Listed entries:
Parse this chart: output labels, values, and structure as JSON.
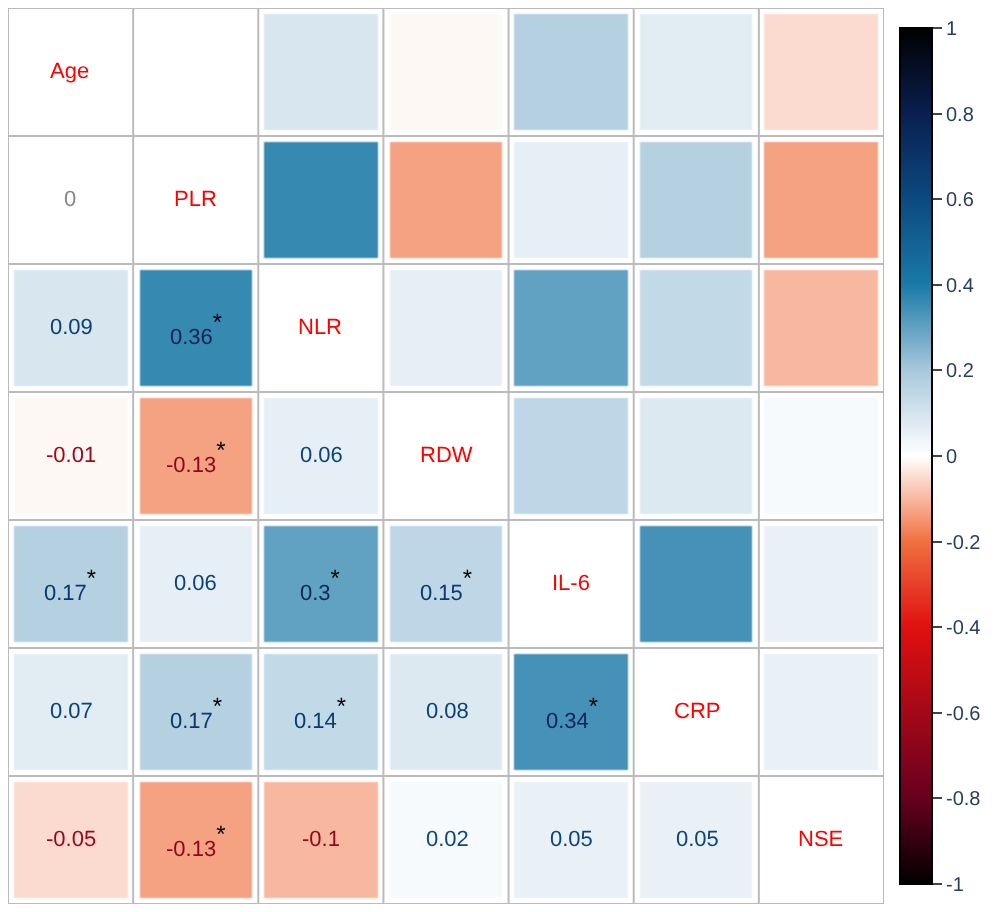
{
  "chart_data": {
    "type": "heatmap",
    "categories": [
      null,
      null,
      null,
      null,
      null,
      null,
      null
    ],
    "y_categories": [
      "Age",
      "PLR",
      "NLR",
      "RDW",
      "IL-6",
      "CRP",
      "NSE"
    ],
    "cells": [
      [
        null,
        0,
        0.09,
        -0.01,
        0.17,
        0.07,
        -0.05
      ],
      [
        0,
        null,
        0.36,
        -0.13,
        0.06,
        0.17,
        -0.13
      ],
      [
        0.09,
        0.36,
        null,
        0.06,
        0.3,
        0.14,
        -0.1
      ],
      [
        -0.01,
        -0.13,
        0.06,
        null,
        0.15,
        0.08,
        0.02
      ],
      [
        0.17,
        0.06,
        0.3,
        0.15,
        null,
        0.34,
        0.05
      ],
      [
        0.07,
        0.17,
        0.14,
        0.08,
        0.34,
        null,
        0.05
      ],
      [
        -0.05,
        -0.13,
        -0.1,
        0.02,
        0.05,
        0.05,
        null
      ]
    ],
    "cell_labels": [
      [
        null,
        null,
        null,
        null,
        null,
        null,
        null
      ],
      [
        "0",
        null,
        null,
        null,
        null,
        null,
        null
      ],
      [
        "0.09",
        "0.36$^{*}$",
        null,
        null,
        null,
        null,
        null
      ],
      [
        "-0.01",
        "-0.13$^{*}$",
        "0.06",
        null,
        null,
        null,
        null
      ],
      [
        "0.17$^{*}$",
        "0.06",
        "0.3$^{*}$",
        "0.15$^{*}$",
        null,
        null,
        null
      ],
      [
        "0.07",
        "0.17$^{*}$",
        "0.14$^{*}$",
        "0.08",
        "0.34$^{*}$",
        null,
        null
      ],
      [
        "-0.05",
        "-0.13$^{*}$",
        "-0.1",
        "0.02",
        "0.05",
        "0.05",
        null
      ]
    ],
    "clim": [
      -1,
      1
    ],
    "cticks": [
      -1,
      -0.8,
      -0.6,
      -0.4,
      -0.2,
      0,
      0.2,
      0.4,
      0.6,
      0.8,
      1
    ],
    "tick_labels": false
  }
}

What you need to do: Replicate the material above verbatim; images stay out of the copy.

Task result:
Parse this chart: output labels, values, and structure as JSON.
{
  "chart_data": {
    "type": "heatmap",
    "categories": [
      null,
      null,
      null,
      null,
      null,
      null,
      null
    ],
    "y_categories": [
      "Age",
      "PLR",
      "NLR",
      "RDW",
      "IL-6",
      "CRP",
      "NSE"
    ],
    "cells": [
      [
        null,
        0,
        0.09,
        -0.01,
        0.17,
        0.07,
        -0.05
      ],
      [
        0,
        null,
        0.36,
        -0.13,
        0.06,
        0.17,
        -0.13
      ],
      [
        0.09,
        0.36,
        null,
        0.06,
        0.3,
        0.14,
        -0.1
      ],
      [
        -0.01,
        -0.13,
        0.06,
        null,
        0.15,
        0.08,
        0.02
      ],
      [
        0.17,
        0.06,
        0.3,
        0.15,
        null,
        0.34,
        0.05
      ],
      [
        0.07,
        0.17,
        0.14,
        0.08,
        0.34,
        null,
        0.05
      ],
      [
        -0.05,
        -0.13,
        -0.1,
        0.02,
        0.05,
        0.05,
        null
      ]
    ],
    "cell_labels": [
      [
        null,
        null,
        null,
        null,
        null,
        null,
        null
      ],
      [
        "0",
        null,
        null,
        null,
        null,
        null,
        null
      ],
      [
        "0.09",
        "0.36$^{*}$",
        null,
        null,
        null,
        null,
        null
      ],
      [
        "-0.01",
        "-0.13$^{*}$",
        "0.06",
        null,
        null,
        null,
        null
      ],
      [
        "0.17$^{*}$",
        "0.06",
        "0.3$^{*}$",
        "0.15$^{*}$",
        null,
        null,
        null
      ],
      [
        "0.07",
        "0.17$^{*}$",
        "0.14$^{*}$",
        "0.08",
        "0.34$^{*}$",
        null,
        null
      ],
      [
        "-0.05",
        "-0.13$^{*}$",
        "-0.1",
        "0.02",
        "0.05",
        "0.05",
        null
      ]
    ],
    "clim": [
      -1,
      1
    ],
    "cticks": [
      -1,
      -0.8,
      -0.6,
      -0.4,
      -0.2,
      0,
      0.2,
      0.4,
      0.6,
      0.8,
      1
    ],
    "tick_labels": false
  }
}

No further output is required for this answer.